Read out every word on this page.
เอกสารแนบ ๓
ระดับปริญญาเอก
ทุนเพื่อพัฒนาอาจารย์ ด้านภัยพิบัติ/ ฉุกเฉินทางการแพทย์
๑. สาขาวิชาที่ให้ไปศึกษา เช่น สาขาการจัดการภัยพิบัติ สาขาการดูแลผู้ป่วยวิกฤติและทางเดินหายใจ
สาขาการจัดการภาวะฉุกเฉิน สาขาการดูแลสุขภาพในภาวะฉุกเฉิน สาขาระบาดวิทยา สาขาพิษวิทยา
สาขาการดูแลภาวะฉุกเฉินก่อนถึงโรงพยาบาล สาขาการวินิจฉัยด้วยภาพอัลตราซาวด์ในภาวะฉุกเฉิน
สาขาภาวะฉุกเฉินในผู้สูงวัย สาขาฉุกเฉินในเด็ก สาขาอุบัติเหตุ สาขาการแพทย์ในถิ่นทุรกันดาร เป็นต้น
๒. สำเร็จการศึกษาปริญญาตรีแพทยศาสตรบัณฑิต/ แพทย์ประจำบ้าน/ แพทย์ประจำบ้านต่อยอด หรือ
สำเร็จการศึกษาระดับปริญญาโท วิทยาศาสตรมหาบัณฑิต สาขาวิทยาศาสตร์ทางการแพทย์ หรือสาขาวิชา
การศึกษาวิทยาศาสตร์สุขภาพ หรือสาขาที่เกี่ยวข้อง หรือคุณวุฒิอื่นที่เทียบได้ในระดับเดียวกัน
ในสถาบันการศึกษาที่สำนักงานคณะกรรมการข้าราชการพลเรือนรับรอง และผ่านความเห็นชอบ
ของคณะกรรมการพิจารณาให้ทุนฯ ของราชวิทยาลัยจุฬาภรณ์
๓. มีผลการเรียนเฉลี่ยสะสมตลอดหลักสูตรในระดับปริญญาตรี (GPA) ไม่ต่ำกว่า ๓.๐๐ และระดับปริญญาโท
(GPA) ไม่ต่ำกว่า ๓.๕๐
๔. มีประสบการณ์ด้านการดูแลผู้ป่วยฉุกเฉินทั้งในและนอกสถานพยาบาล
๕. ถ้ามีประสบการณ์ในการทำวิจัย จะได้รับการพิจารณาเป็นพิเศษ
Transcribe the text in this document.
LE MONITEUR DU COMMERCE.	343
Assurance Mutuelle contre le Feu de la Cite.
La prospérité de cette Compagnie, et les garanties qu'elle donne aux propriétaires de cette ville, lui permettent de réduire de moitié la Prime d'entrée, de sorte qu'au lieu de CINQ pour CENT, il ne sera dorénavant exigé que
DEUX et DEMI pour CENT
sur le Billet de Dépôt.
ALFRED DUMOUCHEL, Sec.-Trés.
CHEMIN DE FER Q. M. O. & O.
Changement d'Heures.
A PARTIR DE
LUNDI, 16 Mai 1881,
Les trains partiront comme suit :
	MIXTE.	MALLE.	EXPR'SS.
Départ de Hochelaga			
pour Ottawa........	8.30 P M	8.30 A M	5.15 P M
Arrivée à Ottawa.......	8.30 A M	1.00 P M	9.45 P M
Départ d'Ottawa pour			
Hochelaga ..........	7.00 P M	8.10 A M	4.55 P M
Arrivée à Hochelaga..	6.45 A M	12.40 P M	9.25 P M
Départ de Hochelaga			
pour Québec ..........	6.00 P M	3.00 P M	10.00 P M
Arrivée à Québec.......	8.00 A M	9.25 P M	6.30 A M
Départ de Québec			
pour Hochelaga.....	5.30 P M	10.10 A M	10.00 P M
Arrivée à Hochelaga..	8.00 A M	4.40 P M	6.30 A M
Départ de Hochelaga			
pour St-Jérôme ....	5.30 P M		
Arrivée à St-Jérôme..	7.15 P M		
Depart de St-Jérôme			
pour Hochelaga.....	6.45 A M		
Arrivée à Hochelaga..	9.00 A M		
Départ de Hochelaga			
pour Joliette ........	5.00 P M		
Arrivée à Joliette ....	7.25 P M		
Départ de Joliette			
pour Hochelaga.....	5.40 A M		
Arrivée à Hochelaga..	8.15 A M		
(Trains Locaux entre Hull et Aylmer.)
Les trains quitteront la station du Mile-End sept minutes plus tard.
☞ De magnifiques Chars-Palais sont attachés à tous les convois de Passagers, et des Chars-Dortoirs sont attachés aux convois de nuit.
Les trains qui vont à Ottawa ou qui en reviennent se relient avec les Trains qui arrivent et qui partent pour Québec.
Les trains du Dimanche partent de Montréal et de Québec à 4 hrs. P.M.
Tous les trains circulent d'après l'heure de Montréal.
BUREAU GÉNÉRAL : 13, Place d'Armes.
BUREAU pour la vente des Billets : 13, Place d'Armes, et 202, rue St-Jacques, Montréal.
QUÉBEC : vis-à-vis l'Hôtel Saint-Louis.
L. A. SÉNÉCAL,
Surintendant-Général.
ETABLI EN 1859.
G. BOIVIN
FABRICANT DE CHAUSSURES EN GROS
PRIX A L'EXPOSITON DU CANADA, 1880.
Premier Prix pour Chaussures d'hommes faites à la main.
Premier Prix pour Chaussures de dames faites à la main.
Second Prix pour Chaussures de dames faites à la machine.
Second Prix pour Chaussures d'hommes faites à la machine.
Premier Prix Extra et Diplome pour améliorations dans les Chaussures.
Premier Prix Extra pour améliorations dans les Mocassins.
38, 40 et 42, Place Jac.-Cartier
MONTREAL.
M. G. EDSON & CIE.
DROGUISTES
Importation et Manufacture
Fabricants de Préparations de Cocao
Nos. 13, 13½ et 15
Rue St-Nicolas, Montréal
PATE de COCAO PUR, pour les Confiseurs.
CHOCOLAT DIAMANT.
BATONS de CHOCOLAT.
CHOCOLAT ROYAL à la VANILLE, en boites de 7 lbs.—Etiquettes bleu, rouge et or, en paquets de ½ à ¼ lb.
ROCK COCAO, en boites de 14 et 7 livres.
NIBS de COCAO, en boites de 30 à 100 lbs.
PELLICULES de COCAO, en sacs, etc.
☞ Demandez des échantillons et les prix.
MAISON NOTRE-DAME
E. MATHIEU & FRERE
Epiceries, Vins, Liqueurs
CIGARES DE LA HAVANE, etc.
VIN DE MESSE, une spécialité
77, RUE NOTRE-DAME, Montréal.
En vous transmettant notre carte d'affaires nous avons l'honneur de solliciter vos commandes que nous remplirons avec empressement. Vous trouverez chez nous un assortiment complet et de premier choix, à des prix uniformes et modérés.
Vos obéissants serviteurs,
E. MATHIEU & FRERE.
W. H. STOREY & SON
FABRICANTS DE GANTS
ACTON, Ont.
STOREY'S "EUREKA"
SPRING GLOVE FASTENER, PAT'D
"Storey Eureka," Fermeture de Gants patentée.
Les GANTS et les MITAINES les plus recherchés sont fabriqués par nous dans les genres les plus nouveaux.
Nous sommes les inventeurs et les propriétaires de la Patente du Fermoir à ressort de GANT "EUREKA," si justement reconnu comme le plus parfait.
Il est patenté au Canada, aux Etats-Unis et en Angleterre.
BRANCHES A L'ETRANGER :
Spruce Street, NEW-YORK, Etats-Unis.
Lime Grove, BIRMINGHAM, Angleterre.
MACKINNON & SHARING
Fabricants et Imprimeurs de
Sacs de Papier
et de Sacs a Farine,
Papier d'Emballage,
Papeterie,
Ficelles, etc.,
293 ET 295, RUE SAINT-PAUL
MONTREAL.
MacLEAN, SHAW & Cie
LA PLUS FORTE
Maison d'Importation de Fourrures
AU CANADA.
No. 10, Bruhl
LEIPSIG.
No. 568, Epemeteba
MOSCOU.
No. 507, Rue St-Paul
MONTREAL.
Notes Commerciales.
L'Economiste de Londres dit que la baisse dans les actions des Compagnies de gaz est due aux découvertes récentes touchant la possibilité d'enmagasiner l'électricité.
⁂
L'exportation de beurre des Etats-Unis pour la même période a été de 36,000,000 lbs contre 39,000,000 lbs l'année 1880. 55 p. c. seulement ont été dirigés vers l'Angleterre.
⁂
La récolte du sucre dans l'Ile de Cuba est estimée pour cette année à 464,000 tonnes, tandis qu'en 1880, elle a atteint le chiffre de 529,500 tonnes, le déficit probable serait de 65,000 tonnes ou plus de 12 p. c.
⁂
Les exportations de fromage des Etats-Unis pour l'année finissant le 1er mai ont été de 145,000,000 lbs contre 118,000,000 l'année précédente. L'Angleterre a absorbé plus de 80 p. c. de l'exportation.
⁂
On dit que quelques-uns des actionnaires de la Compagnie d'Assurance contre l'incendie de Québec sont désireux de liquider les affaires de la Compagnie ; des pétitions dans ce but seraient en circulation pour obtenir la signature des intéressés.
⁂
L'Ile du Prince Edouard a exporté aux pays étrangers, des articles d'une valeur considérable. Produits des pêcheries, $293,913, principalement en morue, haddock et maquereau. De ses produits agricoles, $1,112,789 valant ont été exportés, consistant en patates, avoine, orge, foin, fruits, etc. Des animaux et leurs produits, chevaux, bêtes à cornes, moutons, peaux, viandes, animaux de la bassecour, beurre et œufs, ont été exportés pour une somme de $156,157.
-=-=-
Copy each line of the records containing the string "améliorations".

▸ WRITTEN ANSWER
Premier Prix Extra et Diplome pour améliorations dans les Chaussures.
Premier Prix Extra pour améliorations dans les Mocassins.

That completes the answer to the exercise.